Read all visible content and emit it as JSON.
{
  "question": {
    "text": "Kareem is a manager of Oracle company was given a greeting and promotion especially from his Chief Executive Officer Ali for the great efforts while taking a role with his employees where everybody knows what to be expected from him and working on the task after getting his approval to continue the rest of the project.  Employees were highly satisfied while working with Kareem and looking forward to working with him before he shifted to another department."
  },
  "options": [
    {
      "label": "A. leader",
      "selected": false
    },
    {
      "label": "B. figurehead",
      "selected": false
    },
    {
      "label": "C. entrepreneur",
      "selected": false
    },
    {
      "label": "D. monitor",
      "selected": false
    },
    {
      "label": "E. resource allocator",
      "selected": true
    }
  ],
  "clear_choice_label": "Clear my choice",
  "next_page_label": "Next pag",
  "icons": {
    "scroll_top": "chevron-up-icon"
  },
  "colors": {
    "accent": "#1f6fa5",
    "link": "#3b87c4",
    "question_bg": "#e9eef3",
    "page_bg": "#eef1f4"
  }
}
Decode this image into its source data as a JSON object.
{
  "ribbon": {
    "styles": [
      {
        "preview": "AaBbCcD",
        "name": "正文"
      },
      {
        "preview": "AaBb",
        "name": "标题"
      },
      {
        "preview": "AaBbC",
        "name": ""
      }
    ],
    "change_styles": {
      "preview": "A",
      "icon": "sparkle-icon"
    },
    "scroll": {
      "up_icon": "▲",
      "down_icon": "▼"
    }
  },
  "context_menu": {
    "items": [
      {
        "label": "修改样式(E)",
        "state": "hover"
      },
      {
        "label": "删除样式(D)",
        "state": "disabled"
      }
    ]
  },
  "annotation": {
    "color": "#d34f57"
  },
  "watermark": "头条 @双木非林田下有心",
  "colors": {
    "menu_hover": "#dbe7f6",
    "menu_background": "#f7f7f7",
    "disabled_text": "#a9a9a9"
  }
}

_Objective_
Copy every line above that holds the word "JSON".

_Result for this task_
Read all visible content and emit it as JSON.
Decode this image into its source data as a JSON object.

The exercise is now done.